## EXERCISE GOAL:
Using the data beneath, show every line that includes the word "from".

----- SUPPLIED RECORDS -----

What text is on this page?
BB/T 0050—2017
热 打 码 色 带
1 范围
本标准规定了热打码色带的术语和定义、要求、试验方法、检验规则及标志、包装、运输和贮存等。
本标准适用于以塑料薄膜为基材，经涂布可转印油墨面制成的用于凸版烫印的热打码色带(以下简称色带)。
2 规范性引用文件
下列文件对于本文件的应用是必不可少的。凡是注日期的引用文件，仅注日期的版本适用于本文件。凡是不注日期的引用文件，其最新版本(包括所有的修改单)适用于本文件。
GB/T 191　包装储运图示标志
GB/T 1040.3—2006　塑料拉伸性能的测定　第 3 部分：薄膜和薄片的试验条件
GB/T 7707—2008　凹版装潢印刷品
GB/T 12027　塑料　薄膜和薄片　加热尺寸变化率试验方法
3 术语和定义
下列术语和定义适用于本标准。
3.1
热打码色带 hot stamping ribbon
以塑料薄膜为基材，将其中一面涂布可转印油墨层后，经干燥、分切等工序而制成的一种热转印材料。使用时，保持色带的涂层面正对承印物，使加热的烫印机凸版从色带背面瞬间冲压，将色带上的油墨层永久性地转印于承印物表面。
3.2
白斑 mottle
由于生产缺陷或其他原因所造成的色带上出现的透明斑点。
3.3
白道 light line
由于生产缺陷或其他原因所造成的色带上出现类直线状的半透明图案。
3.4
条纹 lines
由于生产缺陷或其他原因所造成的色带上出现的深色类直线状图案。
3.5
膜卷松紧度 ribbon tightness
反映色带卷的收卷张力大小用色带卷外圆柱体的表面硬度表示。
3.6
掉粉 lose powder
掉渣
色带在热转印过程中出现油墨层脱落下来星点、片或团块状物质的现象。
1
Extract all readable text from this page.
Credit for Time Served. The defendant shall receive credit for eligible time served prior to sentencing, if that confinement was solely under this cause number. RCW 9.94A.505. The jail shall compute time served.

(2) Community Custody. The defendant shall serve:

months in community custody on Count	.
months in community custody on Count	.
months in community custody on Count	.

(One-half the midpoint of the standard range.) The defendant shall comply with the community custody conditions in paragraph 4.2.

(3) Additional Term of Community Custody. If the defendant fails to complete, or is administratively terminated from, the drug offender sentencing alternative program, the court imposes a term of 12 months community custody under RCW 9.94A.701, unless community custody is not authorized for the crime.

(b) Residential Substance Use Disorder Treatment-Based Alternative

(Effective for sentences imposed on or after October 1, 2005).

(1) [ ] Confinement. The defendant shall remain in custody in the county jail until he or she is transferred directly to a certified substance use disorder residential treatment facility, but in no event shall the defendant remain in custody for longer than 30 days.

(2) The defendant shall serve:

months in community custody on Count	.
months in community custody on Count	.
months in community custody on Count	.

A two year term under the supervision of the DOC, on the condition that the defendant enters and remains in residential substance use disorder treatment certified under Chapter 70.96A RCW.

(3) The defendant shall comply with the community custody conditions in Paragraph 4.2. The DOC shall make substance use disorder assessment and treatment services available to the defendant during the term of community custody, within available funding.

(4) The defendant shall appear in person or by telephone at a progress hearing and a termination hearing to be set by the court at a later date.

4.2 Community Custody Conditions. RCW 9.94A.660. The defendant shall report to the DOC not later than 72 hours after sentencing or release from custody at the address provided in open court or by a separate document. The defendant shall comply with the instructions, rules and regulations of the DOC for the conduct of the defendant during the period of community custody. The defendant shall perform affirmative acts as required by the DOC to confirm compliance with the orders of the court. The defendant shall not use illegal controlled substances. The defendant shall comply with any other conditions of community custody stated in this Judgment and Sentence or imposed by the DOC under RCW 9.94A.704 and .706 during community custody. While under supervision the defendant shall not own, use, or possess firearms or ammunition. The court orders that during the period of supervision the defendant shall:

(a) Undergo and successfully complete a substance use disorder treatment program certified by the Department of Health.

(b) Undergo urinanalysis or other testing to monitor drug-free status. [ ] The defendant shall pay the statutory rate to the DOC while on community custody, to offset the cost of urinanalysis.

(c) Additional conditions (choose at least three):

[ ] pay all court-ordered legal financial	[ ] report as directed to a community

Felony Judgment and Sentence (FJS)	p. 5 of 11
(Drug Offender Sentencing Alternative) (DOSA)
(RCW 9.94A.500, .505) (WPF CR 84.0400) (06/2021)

-----

## REPLY:
Extract all readable text from this page.
(3) Additional Term of Community Custody. If the defendant fails to complete, or is administratively terminated from, the drug offender sentencing alternative program, the court imposes a term of 12 months community custody under RCW 9.94A.701, unless community custody is not authorized for the crime.
4.2 Community Custody Conditions. RCW 9.94A.660. The defendant shall report to the DOC not later than 72 hours after sentencing or release from custody at the address provided in open court or by a separate document. The defendant shall comply with the instructions, rules and regulations of the DOC for the conduct of the defendant during the period of community custody. The defendant shall perform affirmative acts as required by the DOC to confirm compliance with the orders of the court. The defendant shall not use illegal controlled substances. The defendant shall comply with any other conditions of community custody stated in this Judgment and Sentence or imposed by the DOC under RCW 9.94A.704 and .706 during community custody. While under supervision the defendant shall not own, use, or possess firearms or ammunition. The court orders that during the period of supervision the defendant shall:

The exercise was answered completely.